▸ TEXTO DE ORIGEN
----------------
Esta semana una buena parte de la población escolar mexicana, de todos los niveles, regresa a clases. Imagino que debe de ser una carga severa para el personal docente, además de lo habitual, ahora andar cuidando que fulanito no se quite el cubrebocas o que zutanito no intercambie mascarillas con el vecino. Evitar los trueques de comida en el recreo y vigilar que se mantengan seguros, tanto dentro del aula, como en los patios y pasillos. Una carga adicional también para las familias; aunque ahora los padres no tienen al niño en casa, con toda seguridad estarán con la preocupación de que el retoño evite conductas de riesgo. Además del gasto de llevar a la escuela cubrebocas, productos desinfectantes y demás.
Volvemos a lo mismo con que iniciamos esta columna: El regreso a clases implicará riesgos mínimos siempre y cuando se sumen medidas sanitarias. No es suficiente traer cubrebocas; éste tiene que cumplir con las especificaciones adecuadas, ser debidamente colocado y retirado. No basta con sanitizar los espacios cerrados, hay que hacer circular el aire, para evitar la concentración de aerosoles, máxime cuando esta nueva variedad delta, al igual que sus predecesoras, puede ser transmitida por alguien aparentemente sano, o que ya haya tenido COVID en el pasado, o que ya esté vacunado.
Las medidas sanitarias que se tomen no son para el Instagram. El contagio de COVID no se va a evitar mediante buenas intenciones. Se tiene que atender un protocolo científico debidamente estructurado y supervisado. Aquí se aplicaría una frase tan rudimentaria como cierta, que escuché por primera vez en boca de un directivo hospitalario, y que dice: “Orden dada y no supervisada, se la lleva la …”
Me sorprende saber que Carmen Boullosa, viuda de Alejandro Aura, reconocida escritora mexicana, autora de varios libros, acostumbra a escribir sus textos a mano. Refiere que le agrada ponerse a salvo de la tecnología para entrar más en contacto con ella misma. Yo no siento que fuera capaz de hacer lo mismo; me ha tocado desarrollar otro estilo de escritura. Mucho más allá de lo anterior, hay quienes vuelcan su vida en la pantalla digital, se graban, se manifiestan, apoyan o rechazan posturas utilizando la tecnología, buscan definirse, pero a ratos como que se extravían en hacerlo. Pierden contacto con la realidad y pretenden vivir como si su existencia fuera tal como la que hacen aparecer en la pantalla después de un trabajo de edición. Es dificultoso en estos tiempos no perder de vista esa delgada línea roja que separa ambos mundos, el real y el virtual, para no ponernos en mayores riesgos.
Que no nos gane el impulso del momento, la precipitación. Reflexionemos antes de lanzarnos a manifestar, apoyar o transgredir algo como si viviéramos en ese mundo virtual que nos seduce. Mucho más ahora, cuando el regreso a clases pone a todo México en una situación de máximo riesgo.
----------------
▸ DATOS DE ORIGEN
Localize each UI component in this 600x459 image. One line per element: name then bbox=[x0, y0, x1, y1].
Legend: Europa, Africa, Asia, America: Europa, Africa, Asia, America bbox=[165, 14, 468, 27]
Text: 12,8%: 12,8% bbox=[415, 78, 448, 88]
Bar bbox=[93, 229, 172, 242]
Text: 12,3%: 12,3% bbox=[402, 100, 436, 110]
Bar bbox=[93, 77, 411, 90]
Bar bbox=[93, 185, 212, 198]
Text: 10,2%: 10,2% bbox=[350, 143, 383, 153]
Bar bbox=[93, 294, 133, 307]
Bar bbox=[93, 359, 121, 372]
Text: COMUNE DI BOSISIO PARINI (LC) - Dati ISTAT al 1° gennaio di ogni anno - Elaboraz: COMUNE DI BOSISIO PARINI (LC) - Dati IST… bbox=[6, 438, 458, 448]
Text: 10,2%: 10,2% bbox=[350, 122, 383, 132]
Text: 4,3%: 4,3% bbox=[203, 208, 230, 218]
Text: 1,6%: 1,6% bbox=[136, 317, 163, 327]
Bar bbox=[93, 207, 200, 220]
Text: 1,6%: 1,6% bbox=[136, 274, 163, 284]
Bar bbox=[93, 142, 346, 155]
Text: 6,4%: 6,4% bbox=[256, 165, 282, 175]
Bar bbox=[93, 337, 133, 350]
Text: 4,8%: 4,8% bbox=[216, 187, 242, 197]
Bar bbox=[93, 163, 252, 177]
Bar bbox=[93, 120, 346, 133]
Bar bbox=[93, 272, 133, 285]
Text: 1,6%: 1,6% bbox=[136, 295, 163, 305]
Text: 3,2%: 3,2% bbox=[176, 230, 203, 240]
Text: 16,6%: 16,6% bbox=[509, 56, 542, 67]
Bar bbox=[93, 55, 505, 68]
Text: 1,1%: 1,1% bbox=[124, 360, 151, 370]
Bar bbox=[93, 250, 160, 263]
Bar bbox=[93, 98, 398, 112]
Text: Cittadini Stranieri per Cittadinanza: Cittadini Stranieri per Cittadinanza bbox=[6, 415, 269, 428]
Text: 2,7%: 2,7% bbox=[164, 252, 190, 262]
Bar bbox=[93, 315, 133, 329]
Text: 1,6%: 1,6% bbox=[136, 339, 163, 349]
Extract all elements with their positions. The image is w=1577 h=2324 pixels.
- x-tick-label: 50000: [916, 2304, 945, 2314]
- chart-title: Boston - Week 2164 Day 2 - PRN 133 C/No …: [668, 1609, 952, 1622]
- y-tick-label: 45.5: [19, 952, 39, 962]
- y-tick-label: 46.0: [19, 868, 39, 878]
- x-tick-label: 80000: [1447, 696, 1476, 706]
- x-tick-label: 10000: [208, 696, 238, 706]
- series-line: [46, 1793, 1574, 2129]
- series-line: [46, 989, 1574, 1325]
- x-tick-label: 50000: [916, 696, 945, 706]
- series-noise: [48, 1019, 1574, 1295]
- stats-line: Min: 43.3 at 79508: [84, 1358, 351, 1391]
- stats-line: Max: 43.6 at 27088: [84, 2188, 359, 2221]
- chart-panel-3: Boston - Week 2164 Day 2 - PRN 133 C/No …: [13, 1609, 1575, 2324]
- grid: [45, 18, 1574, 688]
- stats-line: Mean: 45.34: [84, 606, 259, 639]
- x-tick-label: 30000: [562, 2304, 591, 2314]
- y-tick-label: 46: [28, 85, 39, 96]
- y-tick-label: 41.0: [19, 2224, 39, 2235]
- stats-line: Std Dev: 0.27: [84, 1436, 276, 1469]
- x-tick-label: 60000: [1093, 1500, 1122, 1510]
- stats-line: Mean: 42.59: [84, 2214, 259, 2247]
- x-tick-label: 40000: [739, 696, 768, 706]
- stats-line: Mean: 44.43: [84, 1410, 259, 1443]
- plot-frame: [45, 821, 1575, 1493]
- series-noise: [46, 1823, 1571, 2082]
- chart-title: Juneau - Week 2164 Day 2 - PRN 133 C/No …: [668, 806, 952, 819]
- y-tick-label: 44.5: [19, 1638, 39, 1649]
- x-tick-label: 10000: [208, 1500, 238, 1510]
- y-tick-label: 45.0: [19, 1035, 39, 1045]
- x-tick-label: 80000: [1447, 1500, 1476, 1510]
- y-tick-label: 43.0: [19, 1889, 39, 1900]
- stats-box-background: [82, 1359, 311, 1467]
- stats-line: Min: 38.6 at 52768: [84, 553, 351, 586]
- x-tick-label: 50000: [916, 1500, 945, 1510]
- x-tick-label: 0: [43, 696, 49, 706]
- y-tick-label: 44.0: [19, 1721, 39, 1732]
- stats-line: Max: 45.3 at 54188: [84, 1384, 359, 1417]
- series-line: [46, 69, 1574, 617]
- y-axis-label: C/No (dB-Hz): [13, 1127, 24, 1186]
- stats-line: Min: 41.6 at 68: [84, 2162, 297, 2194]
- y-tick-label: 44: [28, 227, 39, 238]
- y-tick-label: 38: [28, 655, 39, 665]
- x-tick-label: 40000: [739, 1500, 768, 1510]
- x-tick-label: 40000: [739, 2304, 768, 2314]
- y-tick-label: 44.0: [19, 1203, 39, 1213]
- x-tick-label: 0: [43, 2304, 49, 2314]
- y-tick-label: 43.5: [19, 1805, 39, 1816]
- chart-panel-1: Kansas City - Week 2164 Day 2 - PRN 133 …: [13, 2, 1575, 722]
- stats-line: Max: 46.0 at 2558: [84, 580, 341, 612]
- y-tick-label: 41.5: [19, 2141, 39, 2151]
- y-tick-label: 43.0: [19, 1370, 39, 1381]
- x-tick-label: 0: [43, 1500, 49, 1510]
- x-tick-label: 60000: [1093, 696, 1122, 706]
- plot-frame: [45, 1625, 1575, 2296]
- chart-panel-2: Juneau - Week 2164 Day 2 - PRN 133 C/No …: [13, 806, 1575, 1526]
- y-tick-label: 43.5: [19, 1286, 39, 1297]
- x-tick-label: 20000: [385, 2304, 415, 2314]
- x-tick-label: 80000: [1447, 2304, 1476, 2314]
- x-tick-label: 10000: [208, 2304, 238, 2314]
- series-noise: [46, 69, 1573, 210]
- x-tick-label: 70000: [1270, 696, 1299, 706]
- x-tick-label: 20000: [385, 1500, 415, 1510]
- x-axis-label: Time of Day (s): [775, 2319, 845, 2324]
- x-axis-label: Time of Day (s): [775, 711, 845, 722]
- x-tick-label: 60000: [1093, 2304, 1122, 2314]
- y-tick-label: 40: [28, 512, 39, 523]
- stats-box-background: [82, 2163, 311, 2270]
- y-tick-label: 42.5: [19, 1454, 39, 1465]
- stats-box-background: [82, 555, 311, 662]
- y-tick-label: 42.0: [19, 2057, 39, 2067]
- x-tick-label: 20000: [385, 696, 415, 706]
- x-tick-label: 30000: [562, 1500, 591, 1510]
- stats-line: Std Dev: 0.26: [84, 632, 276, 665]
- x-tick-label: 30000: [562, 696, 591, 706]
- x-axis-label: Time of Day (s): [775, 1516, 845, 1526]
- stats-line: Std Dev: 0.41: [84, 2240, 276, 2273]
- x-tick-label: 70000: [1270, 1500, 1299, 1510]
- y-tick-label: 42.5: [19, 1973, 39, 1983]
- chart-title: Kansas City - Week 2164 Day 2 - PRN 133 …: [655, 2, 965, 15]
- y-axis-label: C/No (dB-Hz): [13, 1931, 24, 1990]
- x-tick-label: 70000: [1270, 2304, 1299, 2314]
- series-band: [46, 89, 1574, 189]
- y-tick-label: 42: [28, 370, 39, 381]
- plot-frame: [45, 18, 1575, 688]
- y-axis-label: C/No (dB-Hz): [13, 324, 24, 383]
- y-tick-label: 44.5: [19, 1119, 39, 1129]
----------------
▸ INSTRUCCIONES DE LA TAREA
Reproduce al pie de la letra el fragmento de la columna sobre el regreso a clases que empieza con las palabras "Esta semana una" y termina con "desinfectantes y demás.".

▸ SOLUCIÓN
Esta semana una buena parte de la población escolar mexicana, de todos los niveles, regresa a clases. Imagino que debe de ser una carga severa para el personal docente, además de lo habitual, ahora andar cuidando que fulanito no se quite el cubrebocas o que zutanito no intercambie mascarillas con el vecino. Evitar los trueques de comida en el recreo y vigilar que se mantengan seguros, tanto dentro del aula, como en los patios y pasillos. Una carga adicional también para las familias; aunque ahora los padres no tienen al niño en casa, con toda seguridad estarán con la preocupación de que el retoño evite conductas de riesgo. Además del gasto de llevar a la escuela cubrebocas, productos desinfectantes y demás.